* START Exercise input *
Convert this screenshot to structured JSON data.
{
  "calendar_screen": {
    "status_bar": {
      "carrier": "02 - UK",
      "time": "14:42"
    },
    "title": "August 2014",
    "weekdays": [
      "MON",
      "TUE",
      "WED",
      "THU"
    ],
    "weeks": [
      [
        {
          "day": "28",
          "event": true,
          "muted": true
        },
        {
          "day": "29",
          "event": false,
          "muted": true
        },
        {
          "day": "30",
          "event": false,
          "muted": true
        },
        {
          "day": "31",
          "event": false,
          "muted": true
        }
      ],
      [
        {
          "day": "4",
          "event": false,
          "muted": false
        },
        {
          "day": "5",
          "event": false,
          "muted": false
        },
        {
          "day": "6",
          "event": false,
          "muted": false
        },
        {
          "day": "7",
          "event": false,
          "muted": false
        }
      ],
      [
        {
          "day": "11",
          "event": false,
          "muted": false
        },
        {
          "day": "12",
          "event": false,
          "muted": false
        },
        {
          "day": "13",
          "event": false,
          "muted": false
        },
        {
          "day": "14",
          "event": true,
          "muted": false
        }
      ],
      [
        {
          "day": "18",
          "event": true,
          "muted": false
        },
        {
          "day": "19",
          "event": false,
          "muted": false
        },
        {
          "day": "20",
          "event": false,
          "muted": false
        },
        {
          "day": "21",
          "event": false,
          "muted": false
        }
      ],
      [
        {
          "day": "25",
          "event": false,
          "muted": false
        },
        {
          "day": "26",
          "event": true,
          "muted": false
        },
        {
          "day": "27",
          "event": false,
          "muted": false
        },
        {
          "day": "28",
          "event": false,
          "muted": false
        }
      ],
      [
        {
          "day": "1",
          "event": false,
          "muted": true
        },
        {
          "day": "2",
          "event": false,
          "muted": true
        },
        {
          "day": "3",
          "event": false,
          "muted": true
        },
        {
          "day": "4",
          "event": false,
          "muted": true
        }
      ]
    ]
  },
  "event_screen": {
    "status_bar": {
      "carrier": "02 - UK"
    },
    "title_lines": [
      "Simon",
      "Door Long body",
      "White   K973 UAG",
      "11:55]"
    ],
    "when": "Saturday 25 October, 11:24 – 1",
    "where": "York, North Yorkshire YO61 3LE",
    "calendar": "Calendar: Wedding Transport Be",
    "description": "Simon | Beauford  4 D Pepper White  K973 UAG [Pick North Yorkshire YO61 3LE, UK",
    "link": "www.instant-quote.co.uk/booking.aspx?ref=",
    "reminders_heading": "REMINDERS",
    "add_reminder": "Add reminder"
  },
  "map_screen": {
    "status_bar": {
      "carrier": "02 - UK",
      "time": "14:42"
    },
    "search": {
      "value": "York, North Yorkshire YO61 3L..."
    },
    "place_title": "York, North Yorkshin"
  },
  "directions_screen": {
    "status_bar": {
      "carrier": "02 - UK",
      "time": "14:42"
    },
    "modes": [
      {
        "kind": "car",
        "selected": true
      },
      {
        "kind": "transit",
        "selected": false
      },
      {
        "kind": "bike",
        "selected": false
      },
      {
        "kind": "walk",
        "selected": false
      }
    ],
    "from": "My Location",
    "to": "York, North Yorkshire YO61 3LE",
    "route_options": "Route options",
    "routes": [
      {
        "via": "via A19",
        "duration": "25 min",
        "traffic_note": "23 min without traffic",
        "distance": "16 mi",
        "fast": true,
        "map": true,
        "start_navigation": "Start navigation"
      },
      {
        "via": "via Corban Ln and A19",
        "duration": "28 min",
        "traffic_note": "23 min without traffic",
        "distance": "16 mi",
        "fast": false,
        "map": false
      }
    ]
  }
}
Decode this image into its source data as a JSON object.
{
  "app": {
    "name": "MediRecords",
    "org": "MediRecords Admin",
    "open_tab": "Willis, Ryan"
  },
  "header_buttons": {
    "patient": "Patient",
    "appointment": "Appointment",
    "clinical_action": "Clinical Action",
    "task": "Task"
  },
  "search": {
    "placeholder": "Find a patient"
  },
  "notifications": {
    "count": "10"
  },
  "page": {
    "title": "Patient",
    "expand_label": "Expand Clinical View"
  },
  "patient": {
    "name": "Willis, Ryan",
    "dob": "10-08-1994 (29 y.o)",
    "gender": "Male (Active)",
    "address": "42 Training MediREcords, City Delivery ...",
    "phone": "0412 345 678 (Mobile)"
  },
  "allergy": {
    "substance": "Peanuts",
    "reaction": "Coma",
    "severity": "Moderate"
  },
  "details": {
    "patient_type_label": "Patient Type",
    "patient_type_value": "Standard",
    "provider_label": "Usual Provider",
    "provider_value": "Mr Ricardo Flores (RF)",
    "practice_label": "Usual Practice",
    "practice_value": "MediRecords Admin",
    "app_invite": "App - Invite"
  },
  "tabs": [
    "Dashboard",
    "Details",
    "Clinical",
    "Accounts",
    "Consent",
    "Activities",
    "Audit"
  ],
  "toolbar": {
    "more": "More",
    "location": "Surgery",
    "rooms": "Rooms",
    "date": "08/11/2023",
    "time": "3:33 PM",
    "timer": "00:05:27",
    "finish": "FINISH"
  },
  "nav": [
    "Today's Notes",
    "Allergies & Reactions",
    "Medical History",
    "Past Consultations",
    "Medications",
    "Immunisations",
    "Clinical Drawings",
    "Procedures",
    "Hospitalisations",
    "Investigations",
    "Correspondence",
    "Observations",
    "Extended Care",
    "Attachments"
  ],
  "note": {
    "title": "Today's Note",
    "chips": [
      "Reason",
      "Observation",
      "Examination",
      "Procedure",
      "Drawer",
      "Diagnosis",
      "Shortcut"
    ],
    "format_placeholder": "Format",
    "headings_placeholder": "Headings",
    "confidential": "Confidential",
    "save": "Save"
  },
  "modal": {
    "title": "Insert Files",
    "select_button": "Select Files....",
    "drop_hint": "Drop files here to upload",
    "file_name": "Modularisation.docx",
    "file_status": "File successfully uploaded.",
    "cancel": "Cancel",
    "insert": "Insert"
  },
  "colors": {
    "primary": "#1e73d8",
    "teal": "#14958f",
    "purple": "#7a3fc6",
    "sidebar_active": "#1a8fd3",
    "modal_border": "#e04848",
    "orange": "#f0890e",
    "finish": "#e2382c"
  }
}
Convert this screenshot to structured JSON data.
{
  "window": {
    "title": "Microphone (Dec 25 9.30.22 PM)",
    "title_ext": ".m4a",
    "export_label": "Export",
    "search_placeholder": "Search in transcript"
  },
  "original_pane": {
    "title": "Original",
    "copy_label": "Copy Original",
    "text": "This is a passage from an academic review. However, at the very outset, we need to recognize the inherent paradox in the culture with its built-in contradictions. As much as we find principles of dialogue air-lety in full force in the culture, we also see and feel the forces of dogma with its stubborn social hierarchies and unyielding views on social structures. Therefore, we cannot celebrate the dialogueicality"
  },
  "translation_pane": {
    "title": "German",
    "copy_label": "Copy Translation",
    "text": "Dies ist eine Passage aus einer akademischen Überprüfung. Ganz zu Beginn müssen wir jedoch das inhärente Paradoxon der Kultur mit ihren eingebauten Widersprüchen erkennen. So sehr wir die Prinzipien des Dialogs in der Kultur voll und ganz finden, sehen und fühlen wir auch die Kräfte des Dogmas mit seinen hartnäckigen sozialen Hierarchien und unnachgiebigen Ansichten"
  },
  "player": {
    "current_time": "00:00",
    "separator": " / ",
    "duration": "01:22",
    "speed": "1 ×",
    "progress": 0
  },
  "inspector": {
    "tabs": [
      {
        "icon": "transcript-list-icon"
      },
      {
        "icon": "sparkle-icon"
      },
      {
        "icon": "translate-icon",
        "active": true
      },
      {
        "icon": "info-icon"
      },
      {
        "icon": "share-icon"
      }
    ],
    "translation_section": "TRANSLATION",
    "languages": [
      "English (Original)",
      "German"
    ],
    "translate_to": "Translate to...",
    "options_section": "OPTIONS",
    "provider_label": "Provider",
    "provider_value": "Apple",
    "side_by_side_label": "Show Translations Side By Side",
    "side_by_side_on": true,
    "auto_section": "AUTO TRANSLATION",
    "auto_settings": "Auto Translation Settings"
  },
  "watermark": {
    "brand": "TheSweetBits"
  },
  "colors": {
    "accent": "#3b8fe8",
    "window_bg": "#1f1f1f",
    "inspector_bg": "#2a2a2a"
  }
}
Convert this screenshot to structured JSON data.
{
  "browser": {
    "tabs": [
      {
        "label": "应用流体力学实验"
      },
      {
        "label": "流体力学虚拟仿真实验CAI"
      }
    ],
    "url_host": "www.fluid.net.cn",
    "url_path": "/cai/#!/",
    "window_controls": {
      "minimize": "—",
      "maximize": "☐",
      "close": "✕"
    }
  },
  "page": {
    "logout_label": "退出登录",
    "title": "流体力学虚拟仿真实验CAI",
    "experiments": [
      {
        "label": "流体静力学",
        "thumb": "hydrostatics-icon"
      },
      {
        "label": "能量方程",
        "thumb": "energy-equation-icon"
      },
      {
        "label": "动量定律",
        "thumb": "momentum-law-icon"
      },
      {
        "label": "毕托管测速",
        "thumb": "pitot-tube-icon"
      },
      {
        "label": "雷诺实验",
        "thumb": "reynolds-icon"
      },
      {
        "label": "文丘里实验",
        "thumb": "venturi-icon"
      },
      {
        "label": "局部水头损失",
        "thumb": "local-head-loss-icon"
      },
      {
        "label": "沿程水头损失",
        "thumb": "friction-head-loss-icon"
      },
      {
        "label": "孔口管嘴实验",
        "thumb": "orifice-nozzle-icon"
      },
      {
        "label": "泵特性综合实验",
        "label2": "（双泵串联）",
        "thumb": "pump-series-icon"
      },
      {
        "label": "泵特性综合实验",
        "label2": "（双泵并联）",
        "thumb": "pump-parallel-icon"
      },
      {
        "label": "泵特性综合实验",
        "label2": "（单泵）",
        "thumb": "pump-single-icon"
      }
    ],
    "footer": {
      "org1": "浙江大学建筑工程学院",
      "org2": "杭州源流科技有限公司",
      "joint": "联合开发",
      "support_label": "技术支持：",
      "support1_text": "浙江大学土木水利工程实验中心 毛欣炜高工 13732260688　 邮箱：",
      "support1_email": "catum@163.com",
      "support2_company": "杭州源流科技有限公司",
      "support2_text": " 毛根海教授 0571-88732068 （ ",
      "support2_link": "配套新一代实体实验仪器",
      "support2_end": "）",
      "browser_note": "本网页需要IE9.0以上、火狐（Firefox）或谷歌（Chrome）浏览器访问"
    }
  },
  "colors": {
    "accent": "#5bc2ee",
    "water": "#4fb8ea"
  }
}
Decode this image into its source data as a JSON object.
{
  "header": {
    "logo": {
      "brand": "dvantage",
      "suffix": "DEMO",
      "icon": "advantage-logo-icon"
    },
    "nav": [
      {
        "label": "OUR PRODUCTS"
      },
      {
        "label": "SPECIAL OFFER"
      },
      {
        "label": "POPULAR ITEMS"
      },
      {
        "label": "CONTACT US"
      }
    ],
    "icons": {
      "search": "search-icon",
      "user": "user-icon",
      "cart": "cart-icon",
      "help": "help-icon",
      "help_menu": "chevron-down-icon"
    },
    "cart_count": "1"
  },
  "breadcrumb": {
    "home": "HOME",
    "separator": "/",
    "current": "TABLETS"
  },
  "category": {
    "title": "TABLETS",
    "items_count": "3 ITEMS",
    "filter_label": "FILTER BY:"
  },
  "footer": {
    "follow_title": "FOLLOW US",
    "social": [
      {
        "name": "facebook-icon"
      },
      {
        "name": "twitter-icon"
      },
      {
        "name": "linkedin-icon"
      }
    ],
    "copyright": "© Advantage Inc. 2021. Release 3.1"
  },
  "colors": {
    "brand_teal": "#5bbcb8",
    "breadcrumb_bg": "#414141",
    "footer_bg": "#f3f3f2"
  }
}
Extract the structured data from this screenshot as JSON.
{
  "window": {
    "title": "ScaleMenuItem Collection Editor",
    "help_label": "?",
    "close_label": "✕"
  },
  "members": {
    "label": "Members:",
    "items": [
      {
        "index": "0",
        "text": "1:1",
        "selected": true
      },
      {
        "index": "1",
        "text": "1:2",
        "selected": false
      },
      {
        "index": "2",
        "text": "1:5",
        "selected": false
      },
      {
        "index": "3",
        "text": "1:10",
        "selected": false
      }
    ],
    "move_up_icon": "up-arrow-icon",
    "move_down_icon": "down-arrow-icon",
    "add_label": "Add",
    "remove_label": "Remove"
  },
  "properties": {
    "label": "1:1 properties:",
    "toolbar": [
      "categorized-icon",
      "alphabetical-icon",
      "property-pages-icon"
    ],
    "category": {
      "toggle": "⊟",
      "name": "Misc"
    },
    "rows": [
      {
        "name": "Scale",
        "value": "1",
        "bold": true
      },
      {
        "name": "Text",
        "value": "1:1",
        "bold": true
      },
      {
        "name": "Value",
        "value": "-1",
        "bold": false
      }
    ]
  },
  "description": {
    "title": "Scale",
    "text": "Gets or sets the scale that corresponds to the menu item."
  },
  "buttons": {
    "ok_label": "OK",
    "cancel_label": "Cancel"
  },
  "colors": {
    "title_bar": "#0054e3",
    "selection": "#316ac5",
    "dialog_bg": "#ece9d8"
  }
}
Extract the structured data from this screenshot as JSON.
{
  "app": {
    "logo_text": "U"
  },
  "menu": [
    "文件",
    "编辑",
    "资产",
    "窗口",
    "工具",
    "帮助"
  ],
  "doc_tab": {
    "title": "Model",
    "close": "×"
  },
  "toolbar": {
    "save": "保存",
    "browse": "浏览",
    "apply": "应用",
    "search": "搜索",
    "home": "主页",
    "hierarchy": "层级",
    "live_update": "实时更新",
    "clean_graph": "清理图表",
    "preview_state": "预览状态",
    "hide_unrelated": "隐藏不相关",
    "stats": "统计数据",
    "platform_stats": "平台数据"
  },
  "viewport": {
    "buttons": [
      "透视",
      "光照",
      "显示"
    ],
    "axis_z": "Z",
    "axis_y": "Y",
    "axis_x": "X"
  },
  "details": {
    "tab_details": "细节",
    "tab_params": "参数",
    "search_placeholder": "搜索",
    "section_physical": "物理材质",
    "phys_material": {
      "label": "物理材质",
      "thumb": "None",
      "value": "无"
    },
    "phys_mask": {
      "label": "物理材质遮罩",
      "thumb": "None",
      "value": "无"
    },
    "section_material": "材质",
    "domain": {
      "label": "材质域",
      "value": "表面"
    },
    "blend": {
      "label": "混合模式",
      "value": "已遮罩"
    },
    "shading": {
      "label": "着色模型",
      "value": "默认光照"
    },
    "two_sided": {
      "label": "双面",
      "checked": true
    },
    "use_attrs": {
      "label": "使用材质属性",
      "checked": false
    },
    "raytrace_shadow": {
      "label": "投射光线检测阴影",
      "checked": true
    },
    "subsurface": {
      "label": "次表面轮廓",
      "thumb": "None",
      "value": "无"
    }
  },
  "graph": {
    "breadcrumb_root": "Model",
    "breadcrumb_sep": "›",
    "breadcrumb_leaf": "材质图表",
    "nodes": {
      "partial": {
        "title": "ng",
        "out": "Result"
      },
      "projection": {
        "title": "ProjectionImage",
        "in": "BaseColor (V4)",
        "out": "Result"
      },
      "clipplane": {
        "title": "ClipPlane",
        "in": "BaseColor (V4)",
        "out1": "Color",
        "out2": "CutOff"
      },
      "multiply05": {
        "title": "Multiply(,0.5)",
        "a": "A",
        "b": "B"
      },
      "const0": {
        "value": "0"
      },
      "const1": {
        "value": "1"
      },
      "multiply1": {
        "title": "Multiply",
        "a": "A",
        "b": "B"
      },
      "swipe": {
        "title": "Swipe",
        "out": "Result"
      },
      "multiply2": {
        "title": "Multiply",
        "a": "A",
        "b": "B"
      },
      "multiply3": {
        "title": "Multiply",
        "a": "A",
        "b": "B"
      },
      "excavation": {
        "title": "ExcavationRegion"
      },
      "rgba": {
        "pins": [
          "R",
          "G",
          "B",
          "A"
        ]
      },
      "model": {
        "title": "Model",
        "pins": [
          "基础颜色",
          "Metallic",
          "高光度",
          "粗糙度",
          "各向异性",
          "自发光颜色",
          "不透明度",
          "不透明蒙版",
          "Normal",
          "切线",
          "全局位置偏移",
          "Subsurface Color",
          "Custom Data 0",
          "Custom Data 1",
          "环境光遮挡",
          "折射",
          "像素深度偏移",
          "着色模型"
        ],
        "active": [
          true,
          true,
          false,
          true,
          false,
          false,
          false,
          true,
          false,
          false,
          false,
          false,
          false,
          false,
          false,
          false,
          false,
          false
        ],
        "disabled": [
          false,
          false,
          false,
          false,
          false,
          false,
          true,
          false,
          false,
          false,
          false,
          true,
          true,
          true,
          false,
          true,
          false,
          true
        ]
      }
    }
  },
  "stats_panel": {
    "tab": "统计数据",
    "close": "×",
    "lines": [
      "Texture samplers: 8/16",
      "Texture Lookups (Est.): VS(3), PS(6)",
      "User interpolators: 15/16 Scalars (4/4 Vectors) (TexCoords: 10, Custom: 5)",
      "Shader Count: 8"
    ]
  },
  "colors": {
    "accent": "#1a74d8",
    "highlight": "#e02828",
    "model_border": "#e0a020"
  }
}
* END Exercise input *
Show every line in the entries where the string "流体力学虚拟仿真实验CAI" occurs.

== Task answer ==
        "label": "流体力学虚拟仿真实验CAI"
    "title": "流体力学虚拟仿真实验CAI",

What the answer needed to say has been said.